------ Data lines ------

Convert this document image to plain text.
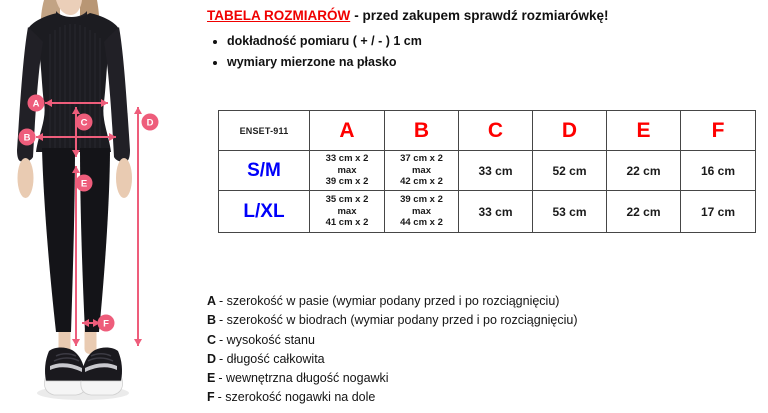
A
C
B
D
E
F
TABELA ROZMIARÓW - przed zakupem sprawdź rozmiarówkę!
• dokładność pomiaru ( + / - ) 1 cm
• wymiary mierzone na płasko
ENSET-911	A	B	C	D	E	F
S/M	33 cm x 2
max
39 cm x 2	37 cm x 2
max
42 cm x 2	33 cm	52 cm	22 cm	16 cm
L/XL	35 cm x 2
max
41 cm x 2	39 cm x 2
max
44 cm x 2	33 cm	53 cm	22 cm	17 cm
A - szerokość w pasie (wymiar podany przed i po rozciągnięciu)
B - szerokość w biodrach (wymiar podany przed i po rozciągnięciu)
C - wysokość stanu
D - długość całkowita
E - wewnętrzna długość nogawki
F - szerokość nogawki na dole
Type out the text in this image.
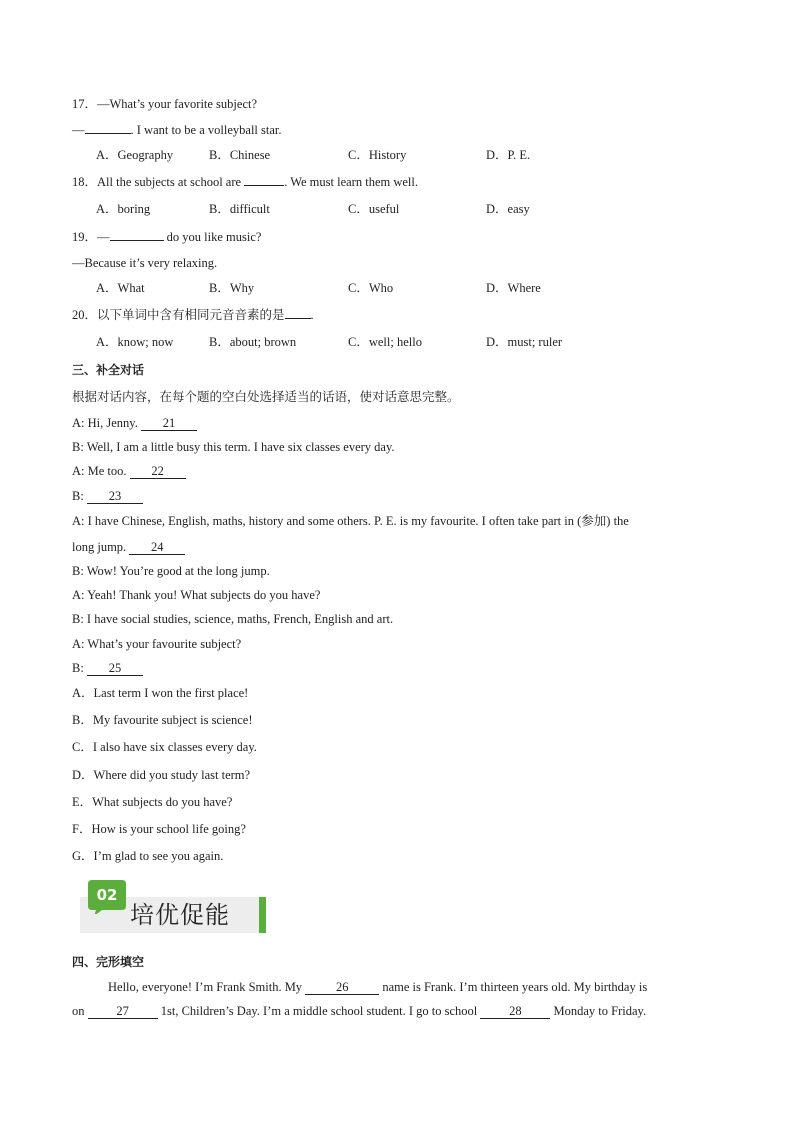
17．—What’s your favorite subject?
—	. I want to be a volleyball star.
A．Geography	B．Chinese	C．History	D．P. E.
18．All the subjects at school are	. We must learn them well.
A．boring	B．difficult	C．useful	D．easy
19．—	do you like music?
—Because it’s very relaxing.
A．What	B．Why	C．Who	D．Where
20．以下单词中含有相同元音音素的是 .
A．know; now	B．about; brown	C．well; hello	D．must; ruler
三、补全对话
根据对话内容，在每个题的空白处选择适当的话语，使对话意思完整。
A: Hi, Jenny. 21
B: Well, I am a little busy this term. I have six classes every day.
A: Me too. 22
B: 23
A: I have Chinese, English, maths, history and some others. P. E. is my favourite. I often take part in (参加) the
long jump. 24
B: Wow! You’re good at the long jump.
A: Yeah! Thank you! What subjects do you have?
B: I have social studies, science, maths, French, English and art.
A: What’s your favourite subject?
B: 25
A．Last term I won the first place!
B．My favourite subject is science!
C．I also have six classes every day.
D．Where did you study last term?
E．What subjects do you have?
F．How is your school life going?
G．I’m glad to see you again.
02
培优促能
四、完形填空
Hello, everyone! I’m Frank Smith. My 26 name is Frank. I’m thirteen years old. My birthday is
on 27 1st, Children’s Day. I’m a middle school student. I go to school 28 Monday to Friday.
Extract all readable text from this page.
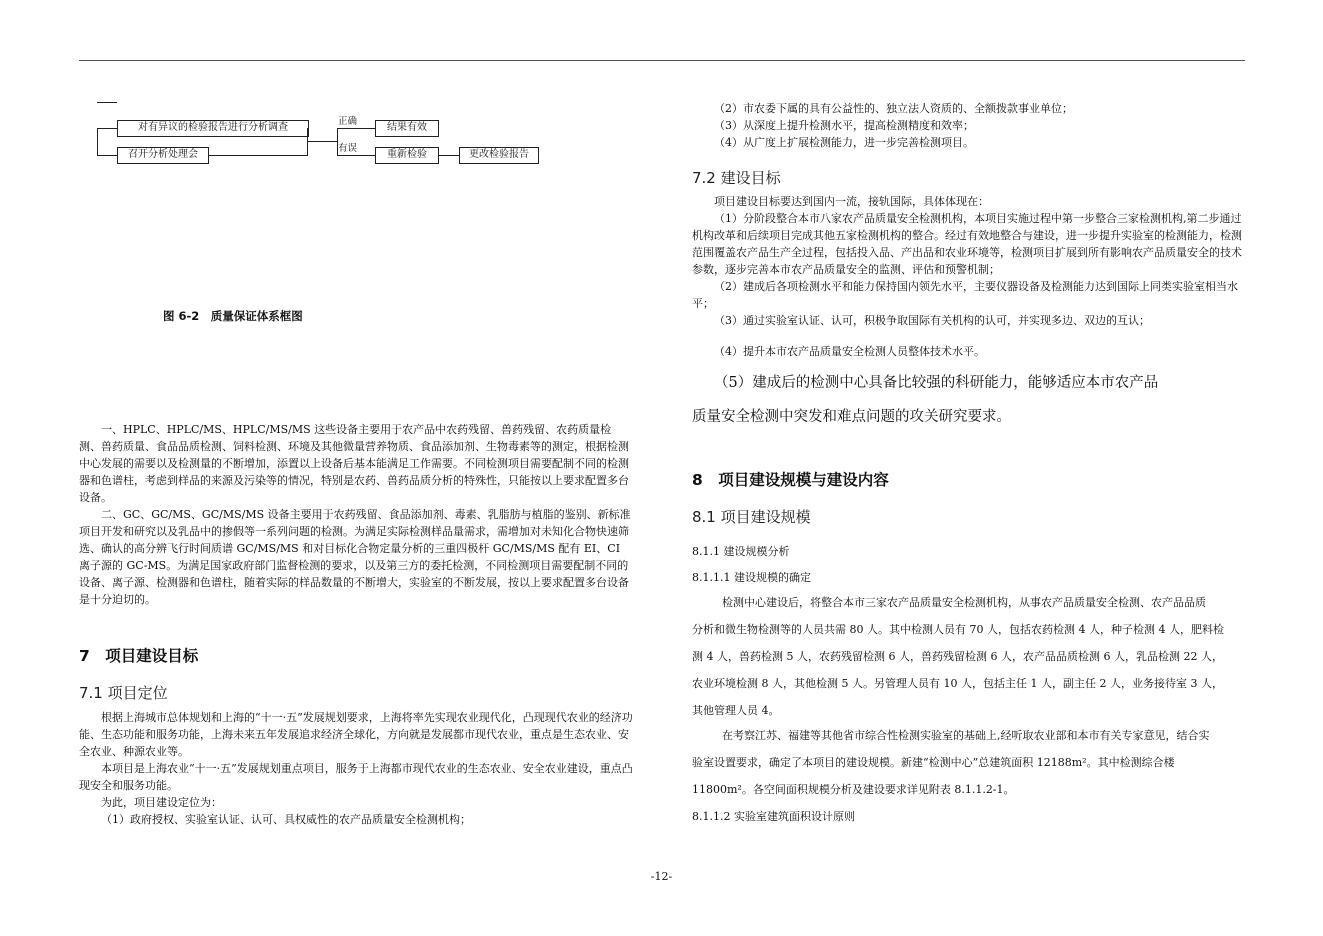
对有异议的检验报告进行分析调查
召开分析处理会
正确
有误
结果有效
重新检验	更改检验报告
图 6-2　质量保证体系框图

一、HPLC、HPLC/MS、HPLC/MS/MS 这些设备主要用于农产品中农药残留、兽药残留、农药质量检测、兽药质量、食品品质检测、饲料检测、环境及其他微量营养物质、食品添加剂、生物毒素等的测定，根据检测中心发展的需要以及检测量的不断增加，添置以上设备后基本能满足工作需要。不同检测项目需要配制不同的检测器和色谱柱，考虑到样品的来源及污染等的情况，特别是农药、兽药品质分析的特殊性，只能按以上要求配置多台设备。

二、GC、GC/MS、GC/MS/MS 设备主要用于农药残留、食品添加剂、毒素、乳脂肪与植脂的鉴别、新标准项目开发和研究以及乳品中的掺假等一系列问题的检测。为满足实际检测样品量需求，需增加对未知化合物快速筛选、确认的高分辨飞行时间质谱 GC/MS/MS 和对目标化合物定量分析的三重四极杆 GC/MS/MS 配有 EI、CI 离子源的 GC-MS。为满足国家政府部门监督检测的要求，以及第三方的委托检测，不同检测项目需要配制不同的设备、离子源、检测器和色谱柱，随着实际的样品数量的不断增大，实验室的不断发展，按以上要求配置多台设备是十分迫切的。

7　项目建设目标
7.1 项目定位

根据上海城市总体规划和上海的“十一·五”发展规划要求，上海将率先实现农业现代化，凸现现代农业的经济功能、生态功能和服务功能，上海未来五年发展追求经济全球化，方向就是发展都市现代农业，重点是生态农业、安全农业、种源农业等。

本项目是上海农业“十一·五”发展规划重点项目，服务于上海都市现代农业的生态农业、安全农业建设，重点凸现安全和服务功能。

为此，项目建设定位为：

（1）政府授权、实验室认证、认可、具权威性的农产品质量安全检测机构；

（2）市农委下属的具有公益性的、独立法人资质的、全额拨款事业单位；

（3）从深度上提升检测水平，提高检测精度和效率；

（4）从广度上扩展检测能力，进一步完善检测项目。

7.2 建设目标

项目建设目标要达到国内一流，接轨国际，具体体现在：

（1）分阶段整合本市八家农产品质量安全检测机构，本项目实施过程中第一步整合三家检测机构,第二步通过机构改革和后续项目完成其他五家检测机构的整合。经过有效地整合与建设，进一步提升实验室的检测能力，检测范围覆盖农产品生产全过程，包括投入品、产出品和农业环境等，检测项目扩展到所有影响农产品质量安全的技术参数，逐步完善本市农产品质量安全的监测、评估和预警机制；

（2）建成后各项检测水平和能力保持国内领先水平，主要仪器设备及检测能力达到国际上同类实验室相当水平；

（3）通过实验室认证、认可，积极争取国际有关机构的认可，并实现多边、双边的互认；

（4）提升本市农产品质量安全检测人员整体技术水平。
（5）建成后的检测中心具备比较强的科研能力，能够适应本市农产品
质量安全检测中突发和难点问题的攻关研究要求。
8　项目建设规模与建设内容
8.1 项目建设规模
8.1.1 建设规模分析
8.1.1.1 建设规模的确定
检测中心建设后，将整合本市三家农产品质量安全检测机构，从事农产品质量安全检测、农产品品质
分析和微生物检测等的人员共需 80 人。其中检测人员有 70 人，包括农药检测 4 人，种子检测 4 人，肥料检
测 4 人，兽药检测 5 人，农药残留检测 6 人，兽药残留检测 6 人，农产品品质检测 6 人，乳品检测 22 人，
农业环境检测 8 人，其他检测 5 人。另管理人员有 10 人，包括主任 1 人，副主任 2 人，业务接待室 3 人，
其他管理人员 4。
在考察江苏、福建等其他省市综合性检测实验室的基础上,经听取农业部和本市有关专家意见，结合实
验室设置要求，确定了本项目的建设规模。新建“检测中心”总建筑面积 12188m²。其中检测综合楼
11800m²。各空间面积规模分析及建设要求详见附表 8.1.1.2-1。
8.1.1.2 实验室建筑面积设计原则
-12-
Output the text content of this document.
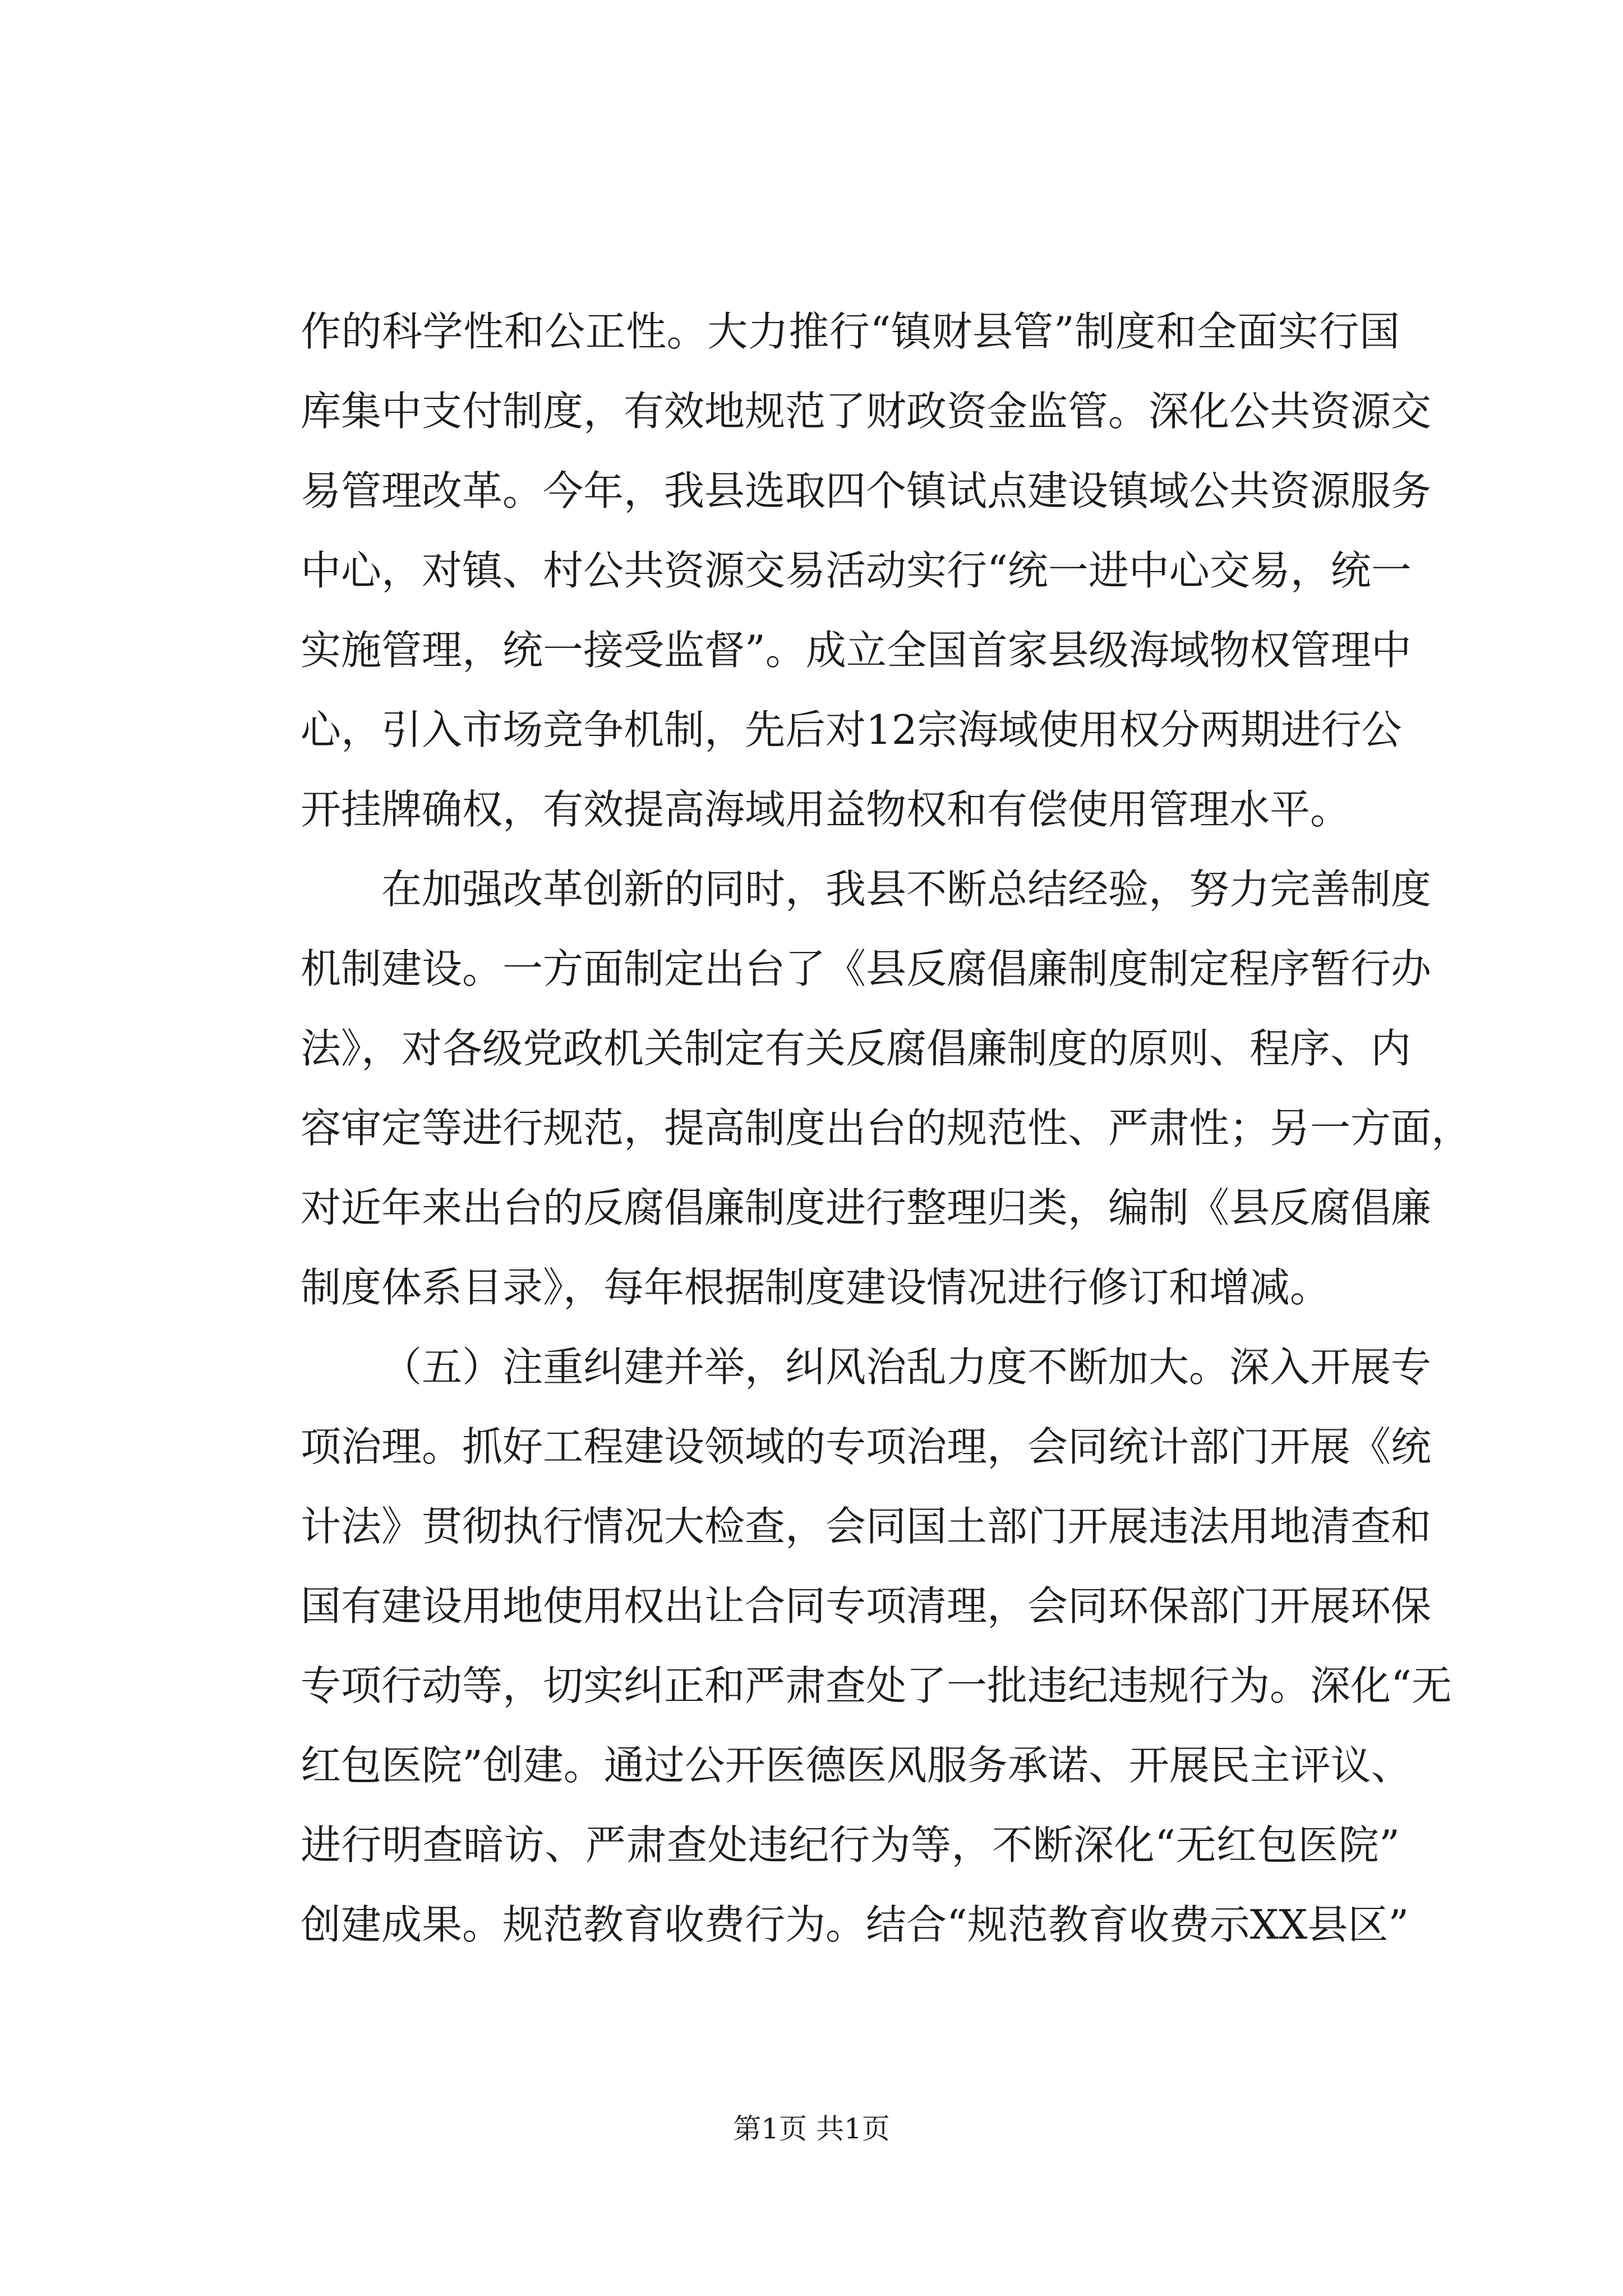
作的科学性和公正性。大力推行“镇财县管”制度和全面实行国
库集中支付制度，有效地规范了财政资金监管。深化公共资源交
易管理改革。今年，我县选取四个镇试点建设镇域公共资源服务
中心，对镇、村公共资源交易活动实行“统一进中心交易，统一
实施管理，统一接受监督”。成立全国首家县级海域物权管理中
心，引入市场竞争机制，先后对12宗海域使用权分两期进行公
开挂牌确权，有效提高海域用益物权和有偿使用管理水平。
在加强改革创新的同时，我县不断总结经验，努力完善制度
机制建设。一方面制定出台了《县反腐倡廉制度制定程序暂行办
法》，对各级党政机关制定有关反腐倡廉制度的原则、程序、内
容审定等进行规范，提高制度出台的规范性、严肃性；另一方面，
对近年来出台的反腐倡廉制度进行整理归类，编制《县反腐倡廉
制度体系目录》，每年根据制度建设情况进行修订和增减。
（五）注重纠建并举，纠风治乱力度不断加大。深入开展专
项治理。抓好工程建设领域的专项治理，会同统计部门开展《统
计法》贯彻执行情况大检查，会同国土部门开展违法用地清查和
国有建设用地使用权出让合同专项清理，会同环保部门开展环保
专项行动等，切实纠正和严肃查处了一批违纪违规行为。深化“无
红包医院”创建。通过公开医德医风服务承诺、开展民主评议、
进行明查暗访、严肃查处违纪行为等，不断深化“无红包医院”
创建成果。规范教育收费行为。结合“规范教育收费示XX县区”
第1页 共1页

------

Reproduce word for word only the lines between the line containing "Output the text content of this document." and the end of the listing above, both included, and drop any pictures.

Output the text content of this document.
作的科学性和公正性。大力推行“镇财县管”制度和全面实行国
库集中支付制度，有效地规范了财政资金监管。深化公共资源交
易管理改革。今年，我县选取四个镇试点建设镇域公共资源服务
中心，对镇、村公共资源交易活动实行“统一进中心交易，统一
实施管理，统一接受监督”。成立全国首家县级海域物权管理中
心，引入市场竞争机制，先后对12宗海域使用权分两期进行公
开挂牌确权，有效提高海域用益物权和有偿使用管理水平。
在加强改革创新的同时，我县不断总结经验，努力完善制度
机制建设。一方面制定出台了《县反腐倡廉制度制定程序暂行办
法》，对各级党政机关制定有关反腐倡廉制度的原则、程序、内
容审定等进行规范，提高制度出台的规范性、严肃性；另一方面，
对近年来出台的反腐倡廉制度进行整理归类，编制《县反腐倡廉
制度体系目录》，每年根据制度建设情况进行修订和增减。
（五）注重纠建并举，纠风治乱力度不断加大。深入开展专
项治理。抓好工程建设领域的专项治理，会同统计部门开展《统
计法》贯彻执行情况大检查，会同国土部门开展违法用地清查和
国有建设用地使用权出让合同专项清理，会同环保部门开展环保
专项行动等，切实纠正和严肃查处了一批违纪违规行为。深化“无
红包医院”创建。通过公开医德医风服务承诺、开展民主评议、
进行明查暗访、严肃查处违纪行为等，不断深化“无红包医院”
创建成果。规范教育收费行为。结合“规范教育收费示XX县区”
第1页 共1页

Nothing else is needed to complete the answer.